> **What this task involves**
Count how many lines hold the string "color". Answer with that number and nothing more.

> **Given information**
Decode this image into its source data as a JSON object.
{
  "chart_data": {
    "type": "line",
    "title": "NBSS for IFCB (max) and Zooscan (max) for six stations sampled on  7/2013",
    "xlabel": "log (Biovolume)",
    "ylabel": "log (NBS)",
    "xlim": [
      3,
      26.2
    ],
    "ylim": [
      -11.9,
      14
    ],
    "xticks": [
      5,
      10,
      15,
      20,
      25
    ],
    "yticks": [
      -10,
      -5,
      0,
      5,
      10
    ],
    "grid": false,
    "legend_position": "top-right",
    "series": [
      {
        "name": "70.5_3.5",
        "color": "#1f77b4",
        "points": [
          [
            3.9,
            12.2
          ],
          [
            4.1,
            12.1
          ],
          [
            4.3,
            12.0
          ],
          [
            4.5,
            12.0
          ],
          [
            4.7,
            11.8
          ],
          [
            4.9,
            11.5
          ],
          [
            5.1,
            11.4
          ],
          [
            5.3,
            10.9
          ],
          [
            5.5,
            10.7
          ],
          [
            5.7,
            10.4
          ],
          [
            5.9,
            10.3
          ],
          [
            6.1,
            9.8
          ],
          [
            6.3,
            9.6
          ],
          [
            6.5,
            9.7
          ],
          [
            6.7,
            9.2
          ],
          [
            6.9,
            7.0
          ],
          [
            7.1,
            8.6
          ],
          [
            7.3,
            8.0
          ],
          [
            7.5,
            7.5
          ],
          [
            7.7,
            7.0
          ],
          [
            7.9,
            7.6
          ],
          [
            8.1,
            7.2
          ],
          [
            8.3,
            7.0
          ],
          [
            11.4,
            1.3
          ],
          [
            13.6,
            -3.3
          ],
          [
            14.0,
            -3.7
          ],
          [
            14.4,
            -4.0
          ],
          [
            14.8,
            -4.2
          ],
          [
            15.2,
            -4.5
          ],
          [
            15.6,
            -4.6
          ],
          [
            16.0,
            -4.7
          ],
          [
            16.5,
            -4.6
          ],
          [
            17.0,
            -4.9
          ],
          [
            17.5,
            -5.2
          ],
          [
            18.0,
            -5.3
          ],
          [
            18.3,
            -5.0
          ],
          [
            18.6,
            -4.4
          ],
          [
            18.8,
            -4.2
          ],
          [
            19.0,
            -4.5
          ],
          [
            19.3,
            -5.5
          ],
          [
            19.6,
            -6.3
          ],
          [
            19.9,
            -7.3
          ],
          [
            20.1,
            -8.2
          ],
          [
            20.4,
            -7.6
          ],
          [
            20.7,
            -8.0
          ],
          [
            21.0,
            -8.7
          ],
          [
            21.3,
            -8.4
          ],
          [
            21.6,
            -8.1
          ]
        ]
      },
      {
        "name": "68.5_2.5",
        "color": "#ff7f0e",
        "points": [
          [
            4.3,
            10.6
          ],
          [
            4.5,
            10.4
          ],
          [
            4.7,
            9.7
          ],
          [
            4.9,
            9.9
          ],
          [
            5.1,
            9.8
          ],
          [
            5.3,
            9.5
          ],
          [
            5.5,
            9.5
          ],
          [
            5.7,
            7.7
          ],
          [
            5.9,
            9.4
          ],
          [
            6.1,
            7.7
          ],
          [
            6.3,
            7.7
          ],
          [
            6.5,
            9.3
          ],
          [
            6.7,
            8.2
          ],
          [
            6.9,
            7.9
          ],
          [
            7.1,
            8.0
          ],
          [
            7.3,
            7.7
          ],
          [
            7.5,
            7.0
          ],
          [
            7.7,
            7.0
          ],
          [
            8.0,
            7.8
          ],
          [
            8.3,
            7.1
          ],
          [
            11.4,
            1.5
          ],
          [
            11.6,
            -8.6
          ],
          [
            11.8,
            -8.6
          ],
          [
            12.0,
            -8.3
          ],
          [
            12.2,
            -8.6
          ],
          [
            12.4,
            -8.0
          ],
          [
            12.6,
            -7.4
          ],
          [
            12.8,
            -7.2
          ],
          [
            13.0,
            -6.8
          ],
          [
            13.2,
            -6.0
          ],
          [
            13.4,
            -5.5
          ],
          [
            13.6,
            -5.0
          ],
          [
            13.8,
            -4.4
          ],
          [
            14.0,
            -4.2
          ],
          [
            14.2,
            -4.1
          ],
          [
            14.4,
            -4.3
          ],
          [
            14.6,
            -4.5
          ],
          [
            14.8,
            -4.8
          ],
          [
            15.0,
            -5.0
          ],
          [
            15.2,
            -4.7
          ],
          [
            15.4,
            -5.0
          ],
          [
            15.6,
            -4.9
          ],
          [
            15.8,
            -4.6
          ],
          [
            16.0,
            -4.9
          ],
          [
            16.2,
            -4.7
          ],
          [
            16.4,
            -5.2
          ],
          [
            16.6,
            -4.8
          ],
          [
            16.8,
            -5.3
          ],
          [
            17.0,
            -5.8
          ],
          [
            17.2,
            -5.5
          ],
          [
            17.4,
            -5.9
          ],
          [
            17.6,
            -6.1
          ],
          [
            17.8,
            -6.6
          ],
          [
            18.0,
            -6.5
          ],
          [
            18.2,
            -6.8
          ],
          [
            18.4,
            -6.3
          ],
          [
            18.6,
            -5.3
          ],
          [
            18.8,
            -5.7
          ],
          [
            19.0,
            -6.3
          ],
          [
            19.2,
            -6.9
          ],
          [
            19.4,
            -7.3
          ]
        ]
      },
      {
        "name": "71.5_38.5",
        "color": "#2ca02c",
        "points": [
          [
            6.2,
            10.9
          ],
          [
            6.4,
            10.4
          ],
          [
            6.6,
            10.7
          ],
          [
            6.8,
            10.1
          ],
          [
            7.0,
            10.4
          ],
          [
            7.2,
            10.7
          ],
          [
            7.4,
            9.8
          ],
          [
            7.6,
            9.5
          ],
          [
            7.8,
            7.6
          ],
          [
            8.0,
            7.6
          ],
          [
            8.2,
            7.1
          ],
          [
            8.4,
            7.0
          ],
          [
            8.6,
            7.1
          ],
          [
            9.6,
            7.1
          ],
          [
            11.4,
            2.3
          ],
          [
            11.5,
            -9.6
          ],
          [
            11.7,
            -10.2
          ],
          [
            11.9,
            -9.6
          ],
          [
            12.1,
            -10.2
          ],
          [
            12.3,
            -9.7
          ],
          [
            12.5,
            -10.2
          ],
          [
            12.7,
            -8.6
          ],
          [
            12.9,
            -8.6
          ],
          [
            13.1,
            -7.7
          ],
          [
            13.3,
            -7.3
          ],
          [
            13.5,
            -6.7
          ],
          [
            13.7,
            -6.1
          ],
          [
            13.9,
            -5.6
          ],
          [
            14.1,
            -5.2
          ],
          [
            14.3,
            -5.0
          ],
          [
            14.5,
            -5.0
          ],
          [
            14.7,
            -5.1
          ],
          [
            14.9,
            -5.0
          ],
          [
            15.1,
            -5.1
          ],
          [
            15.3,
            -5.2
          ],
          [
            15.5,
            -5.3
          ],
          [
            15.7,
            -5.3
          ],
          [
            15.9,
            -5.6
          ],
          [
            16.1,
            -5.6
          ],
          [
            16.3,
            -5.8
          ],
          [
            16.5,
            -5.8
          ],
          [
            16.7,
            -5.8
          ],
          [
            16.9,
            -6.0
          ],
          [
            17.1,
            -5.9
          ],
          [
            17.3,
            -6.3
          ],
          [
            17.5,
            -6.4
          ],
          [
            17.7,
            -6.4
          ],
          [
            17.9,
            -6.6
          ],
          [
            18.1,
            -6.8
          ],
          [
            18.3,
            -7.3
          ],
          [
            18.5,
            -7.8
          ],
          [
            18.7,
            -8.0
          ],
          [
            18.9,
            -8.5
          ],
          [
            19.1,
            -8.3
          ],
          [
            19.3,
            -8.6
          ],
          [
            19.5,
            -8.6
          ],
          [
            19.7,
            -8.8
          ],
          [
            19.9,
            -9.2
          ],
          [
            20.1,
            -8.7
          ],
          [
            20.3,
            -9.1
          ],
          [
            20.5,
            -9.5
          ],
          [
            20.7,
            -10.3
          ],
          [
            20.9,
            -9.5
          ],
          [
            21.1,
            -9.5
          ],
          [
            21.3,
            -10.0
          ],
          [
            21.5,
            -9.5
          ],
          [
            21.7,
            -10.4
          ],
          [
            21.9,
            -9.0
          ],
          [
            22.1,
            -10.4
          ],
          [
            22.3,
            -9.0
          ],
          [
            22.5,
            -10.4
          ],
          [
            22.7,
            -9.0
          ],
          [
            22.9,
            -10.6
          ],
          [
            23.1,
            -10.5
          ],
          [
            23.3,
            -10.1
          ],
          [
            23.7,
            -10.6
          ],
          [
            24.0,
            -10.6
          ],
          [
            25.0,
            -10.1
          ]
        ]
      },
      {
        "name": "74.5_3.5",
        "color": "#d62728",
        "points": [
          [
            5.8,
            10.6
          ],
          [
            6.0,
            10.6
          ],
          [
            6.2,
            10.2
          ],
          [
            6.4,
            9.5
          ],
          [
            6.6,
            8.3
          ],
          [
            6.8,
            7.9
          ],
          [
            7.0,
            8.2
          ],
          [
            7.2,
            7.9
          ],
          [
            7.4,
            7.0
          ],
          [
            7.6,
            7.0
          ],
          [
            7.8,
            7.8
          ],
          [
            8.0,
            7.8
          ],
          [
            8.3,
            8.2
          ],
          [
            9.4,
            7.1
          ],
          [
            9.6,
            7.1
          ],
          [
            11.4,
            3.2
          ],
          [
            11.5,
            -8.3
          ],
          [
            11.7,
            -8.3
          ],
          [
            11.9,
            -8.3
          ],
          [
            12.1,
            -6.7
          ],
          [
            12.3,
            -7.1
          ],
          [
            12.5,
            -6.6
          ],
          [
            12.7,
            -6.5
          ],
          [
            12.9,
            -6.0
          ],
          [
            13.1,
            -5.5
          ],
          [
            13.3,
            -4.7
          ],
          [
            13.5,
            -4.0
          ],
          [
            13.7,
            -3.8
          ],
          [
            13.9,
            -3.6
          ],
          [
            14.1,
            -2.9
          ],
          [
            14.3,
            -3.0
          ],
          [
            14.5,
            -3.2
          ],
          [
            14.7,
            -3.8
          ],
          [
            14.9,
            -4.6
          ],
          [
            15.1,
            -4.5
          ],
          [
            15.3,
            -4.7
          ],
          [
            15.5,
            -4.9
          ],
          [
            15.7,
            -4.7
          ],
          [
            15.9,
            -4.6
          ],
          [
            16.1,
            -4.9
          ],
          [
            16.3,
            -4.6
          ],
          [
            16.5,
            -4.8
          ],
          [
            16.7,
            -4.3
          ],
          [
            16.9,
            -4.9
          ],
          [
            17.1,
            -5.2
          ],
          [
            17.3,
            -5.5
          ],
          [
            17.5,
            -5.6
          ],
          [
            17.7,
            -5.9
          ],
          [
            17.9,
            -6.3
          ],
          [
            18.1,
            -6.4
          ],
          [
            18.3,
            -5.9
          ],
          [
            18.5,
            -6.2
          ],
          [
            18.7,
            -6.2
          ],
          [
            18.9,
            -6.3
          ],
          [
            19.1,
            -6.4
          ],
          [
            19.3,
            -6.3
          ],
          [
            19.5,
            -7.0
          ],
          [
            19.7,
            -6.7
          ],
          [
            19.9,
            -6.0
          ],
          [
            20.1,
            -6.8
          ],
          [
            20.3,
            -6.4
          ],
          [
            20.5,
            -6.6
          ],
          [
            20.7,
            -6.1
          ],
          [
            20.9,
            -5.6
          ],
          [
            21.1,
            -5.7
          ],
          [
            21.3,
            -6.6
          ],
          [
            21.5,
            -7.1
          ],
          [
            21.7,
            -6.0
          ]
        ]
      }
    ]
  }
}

> **Response for this exercise**
4